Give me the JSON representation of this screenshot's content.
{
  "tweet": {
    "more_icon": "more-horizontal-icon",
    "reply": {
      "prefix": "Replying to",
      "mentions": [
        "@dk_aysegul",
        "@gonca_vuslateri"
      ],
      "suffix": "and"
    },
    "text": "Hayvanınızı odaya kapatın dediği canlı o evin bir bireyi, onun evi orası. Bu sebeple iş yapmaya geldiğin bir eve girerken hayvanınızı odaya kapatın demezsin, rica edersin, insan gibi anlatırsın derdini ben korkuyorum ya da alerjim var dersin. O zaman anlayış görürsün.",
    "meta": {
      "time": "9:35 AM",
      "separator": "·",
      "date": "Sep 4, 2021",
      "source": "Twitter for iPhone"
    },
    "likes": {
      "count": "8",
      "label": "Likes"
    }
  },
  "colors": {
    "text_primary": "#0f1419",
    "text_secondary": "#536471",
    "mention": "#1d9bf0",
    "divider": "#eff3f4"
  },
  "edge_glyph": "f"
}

Problem description: Extract all of the data above without altering anything.

Result below:
Give me the JSON representation of this screenshot's content.
{
  "tweet": {
    "more_icon": "more-horizontal-icon",
    "reply": {
      "prefix": "Replying to",
      "mentions": [
        "@dk_aysegul",
        "@gonca_vuslateri"
      ],
      "suffix": "and"
    },
    "text": "Hayvanınızı odaya kapatın dediği canlı o evin bir bireyi, onun evi orası. Bu sebeple iş yapmaya geldiğin bir eve girerken hayvanınızı odaya kapatın demezsin, rica edersin, insan gibi anlatırsın derdini ben korkuyorum ya da alerjim var dersin. O zaman anlayış görürsün.",
    "meta": {
      "time": "9:35 AM",
      "separator": "·",
      "date": "Sep 4, 2021",
      "source": "Twitter for iPhone"
    },
    "likes": {
      "count": "8",
      "label": "Likes"
    }
  },
  "colors": {
    "text_primary": "#0f1419",
    "text_secondary": "#536471",
    "mention": "#1d9bf0",
    "divider": "#eff3f4"
  },
  "edge_glyph": "f"
}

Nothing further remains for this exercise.